BEGIN DATASET ROWS

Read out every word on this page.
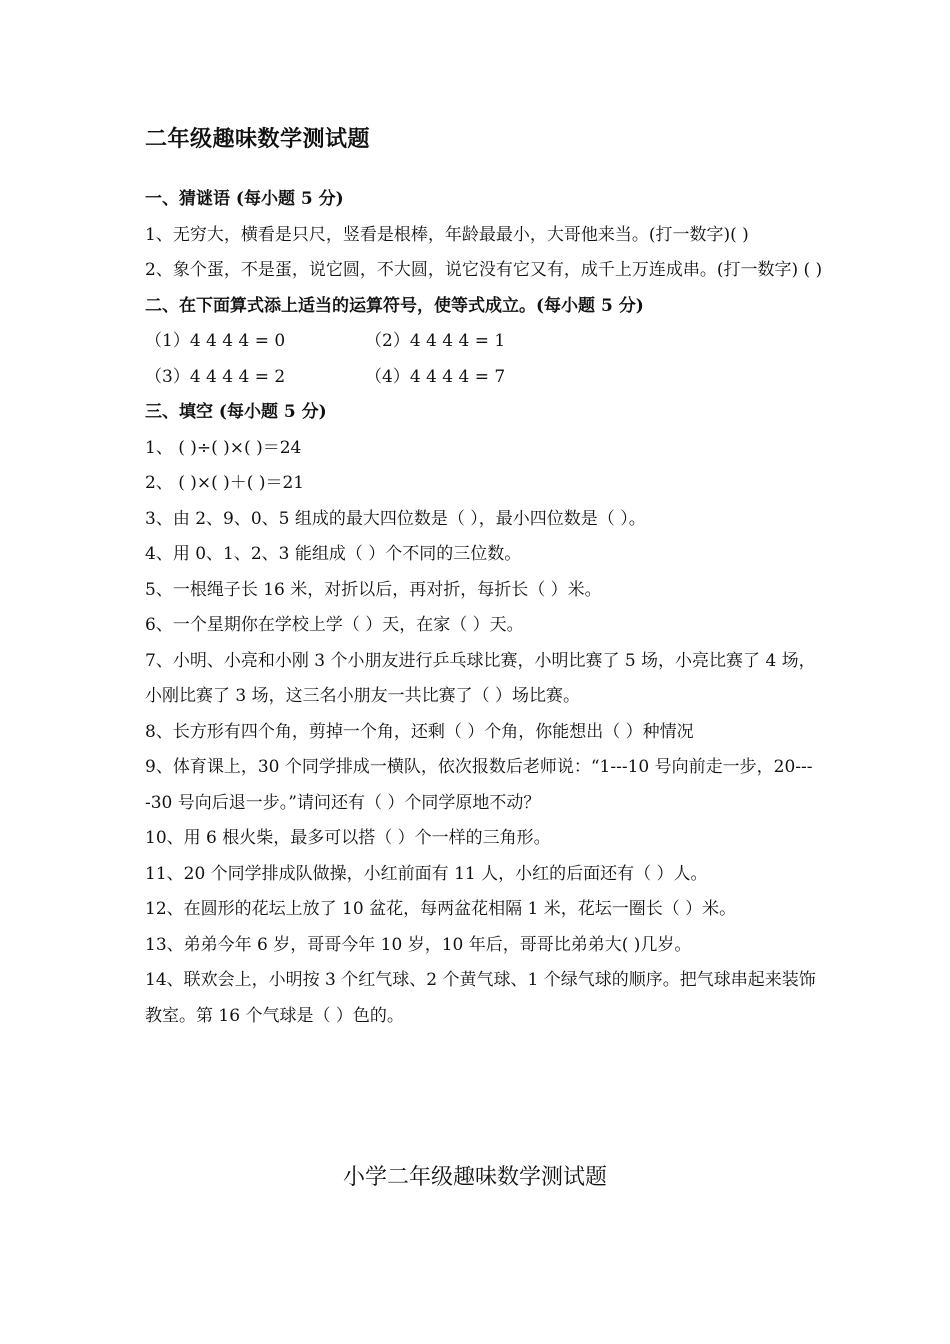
二年级趣味数学测试题

一、猜谜语 (每小题 5 分)

1、无穷大，横看是只尺，竖看是根棒，年龄最最小，大哥他来当。(打一数字)( )

2、象个蛋，不是蛋，说它圆，不大圆，说它没有它又有，成千上万连成串。(打一数字) ( )

二、在下面算式添上适当的运算符号，使等式成立。(每小题 5 分)

（1）4 4 4 4 = 0	（2）4 4 4 4 = 1
（3）4 4 4 4 = 2	（4）4 4 4 4 = 7

三、填空 (每小题 5 分)

1、 ( )÷( )×( )＝24

2、 ( )×( )＋( )＝21

3、由 2、9、0、5 组成的最大四位数是（ ），最小四位数是（ ）。

4、用 0、1、2、3 能组成（ ）个不同的三位数。

5、一根绳子长 16 米，对折以后，再对折，每折长（ ）米。

6、一个星期你在学校上学（ ）天，在家（ ）天。

7、小明、小亮和小刚 3 个小朋友进行乒乓球比赛，小明比赛了 5 场，小亮比赛了 4 场，小刚比赛了 3 场，这三名小朋友一共比赛了（ ）场比赛。

8、长方形有四个角，剪掉一个角，还剩（ ）个角，你能想出（ ）种情况

9、体育课上，30 个同学排成一横队，依次报数后老师说：“1---10 号向前走一步，20----30 号向后退一步。”请问还有（ ）个同学原地不动？

10、用 6 根火柴，最多可以搭（ ）个一样的三角形。

11、20 个同学排成队做操，小红前面有 11 人，小红的后面还有（ ）人。

12、在圆形的花坛上放了 10 盆花，每两盆花相隔 1 米，花坛一圈长（ ）米。

13、弟弟今年 6 岁，哥哥今年 10 岁，10 年后，哥哥比弟弟大( )几岁。

14、联欢会上，小明按 3 个红气球、2 个黄气球、1 个绿气球的顺序。把气球串起来装饰教室。第 16 个气球是（ ）色的。

小学二年级趣味数学测试题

END DATASET ROWS

▶ YOUR OBJECTIVE:
In the entries above, count each line that holds "打一数字". Give the total and nothing else.

▶ ANSWER TO THE TASK:
2